• [What to work on] Return the lines of the records verbatim, starting at the first line and ending at the line that contains "287, 812, 318]", with both of those lines included.

• [Entries supplied]
# # #
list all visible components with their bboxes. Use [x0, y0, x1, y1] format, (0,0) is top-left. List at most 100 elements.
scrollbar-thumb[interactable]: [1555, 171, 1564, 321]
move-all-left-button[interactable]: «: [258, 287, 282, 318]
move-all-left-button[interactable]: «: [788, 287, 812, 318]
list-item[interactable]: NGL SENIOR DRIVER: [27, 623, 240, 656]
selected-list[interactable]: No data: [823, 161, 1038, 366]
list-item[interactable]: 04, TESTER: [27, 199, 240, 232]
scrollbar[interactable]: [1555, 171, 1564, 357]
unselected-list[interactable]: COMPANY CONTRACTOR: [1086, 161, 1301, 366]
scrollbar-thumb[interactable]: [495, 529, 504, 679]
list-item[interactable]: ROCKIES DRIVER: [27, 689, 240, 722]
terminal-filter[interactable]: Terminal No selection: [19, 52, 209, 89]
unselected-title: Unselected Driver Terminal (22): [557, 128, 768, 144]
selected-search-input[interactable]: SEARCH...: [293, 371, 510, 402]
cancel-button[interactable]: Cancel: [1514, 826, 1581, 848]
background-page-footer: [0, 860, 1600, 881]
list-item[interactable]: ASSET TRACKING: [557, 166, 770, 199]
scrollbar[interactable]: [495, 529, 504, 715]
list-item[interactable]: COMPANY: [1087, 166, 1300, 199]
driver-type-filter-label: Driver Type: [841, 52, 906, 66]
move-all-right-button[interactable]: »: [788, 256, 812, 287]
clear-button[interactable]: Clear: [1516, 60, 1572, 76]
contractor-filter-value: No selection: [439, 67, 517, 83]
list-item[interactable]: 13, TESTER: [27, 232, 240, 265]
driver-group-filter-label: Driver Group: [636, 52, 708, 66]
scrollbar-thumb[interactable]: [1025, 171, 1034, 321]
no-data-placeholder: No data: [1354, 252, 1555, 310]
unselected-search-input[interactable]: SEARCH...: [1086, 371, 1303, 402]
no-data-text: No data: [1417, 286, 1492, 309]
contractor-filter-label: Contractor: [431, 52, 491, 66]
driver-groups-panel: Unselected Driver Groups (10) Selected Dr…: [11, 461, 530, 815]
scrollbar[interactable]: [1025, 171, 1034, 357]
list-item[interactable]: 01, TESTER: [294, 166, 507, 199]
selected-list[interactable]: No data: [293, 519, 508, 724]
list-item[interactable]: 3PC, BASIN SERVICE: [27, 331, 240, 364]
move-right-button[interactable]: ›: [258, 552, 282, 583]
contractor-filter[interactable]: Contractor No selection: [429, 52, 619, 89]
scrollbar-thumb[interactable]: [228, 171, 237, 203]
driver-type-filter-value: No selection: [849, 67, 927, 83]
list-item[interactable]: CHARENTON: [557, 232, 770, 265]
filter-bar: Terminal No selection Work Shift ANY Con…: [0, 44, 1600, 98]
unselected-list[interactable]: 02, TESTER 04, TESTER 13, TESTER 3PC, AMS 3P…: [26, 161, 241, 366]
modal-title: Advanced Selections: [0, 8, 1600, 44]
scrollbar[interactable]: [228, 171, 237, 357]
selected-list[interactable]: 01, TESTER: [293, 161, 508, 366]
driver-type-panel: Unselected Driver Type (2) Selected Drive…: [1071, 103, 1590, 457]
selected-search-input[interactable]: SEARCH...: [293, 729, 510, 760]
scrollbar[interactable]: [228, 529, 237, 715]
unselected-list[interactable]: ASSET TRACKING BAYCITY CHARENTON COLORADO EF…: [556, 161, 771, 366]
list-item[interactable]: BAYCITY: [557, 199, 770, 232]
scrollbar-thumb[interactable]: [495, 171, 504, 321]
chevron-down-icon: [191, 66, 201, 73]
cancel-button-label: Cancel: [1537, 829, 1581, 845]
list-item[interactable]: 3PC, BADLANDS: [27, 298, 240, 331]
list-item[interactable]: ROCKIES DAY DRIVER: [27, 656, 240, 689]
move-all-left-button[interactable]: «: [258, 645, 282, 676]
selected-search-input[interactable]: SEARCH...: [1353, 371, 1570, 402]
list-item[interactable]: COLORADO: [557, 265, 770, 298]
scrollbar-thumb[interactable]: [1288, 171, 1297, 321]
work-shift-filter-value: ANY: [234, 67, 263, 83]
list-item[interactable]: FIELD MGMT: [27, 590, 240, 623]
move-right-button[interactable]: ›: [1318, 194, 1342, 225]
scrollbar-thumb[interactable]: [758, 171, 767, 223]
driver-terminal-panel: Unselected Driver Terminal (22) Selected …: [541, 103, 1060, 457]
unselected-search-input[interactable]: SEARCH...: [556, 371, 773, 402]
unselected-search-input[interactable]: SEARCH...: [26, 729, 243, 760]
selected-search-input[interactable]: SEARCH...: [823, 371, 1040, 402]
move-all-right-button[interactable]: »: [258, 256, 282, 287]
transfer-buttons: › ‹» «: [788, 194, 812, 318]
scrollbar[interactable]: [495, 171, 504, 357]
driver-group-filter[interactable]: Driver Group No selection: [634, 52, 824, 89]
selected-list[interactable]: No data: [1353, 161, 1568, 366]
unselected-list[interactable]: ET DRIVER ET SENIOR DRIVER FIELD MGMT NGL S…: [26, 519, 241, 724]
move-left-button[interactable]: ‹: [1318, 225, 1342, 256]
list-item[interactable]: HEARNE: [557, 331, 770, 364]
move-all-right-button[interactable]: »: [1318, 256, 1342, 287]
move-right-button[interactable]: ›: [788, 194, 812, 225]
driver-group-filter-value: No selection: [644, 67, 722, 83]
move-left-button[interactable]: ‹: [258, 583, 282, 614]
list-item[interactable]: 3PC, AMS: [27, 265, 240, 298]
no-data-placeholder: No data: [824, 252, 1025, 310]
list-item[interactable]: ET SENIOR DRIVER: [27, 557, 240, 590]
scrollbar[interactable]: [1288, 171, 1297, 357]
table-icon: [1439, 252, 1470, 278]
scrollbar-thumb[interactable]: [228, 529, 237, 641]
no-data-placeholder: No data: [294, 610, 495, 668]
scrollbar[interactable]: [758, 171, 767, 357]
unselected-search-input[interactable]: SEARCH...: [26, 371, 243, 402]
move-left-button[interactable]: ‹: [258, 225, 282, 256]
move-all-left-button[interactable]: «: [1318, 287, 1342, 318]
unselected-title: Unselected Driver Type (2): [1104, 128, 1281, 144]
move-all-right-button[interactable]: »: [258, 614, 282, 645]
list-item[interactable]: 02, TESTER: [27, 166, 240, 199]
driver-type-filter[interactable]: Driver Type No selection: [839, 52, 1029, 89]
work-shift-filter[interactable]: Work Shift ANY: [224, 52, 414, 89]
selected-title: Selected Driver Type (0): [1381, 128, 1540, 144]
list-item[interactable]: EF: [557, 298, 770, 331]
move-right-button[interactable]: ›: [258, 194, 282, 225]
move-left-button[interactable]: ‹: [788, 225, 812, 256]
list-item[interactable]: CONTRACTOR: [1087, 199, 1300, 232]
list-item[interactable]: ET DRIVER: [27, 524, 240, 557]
# # #
• [Task answer]
list all visible components with their bboxes. Use [x0, y0, x1, y1] format, (0,0) is top-left. List at most 100 elements.
scrollbar-thumb[interactable]: [1555, 171, 1564, 321]
move-all-left-button[interactable]: «: [258, 287, 282, 318]
move-all-left-button[interactable]: «: [788, 287, 812, 318]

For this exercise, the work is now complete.